Records about charts and figures |
## Begin

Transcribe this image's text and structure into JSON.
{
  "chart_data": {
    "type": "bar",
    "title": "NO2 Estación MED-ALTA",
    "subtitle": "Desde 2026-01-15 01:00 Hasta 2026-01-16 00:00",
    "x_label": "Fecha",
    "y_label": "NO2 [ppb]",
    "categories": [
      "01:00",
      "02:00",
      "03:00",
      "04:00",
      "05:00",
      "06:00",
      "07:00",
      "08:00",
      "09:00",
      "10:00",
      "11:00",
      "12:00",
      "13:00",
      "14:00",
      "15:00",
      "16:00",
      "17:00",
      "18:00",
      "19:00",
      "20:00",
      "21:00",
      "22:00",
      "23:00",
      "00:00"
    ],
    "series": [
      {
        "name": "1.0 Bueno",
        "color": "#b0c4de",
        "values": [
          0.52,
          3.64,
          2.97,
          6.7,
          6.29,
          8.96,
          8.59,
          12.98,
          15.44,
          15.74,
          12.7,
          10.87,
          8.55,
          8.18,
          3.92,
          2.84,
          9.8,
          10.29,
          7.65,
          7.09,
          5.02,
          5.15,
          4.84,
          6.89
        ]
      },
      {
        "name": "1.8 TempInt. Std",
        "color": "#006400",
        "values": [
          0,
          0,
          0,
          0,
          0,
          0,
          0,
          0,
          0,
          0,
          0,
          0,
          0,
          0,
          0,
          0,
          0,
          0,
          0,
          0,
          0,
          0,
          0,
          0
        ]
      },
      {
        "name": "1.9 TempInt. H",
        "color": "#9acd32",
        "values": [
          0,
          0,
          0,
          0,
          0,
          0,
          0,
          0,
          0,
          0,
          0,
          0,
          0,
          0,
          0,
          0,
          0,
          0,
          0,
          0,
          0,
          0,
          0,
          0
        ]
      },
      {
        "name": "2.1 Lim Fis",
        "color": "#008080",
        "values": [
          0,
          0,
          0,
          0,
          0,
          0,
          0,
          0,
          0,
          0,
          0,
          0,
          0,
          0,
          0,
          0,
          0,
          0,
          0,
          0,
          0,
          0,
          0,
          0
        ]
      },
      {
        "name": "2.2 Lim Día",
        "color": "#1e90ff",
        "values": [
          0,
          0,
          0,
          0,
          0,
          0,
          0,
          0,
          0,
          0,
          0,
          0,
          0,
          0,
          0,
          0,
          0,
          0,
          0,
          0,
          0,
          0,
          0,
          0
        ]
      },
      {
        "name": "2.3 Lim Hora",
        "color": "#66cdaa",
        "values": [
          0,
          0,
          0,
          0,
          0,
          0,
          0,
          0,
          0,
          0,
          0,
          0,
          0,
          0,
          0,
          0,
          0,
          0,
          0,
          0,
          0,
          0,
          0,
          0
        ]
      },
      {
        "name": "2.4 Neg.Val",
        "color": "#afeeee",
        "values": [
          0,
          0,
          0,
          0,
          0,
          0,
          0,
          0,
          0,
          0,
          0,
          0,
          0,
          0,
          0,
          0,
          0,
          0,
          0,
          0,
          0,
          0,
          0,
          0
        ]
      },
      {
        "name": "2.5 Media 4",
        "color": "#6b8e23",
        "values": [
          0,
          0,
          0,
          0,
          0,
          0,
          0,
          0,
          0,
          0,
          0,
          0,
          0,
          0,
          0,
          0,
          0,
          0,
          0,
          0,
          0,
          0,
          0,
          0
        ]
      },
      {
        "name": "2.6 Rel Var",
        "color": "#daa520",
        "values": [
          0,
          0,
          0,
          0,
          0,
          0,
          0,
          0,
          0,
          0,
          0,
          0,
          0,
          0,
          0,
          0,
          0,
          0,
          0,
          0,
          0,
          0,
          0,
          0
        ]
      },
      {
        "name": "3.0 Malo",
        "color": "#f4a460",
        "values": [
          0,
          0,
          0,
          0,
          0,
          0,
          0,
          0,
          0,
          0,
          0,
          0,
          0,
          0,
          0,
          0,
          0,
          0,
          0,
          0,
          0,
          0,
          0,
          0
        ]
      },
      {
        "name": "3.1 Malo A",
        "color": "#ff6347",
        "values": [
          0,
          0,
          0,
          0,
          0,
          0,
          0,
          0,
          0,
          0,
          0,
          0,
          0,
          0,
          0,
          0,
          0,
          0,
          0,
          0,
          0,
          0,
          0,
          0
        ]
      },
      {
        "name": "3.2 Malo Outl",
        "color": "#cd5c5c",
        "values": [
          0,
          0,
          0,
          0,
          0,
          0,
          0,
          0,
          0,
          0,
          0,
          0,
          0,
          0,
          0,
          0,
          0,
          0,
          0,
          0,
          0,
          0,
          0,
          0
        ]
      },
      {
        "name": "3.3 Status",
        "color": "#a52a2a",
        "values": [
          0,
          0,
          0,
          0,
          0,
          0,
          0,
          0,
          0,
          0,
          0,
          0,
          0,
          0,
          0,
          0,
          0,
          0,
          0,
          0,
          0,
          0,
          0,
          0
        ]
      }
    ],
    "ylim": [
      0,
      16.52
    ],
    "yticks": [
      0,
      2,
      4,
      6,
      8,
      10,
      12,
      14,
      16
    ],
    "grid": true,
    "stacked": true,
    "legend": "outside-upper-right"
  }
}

## End

Stated goal | Gather from the records above every line containing the string "TempInt".

Exercise answer |
        "name": "1.8 TempInt. Std",
        "name": "1.9 TempInt. H",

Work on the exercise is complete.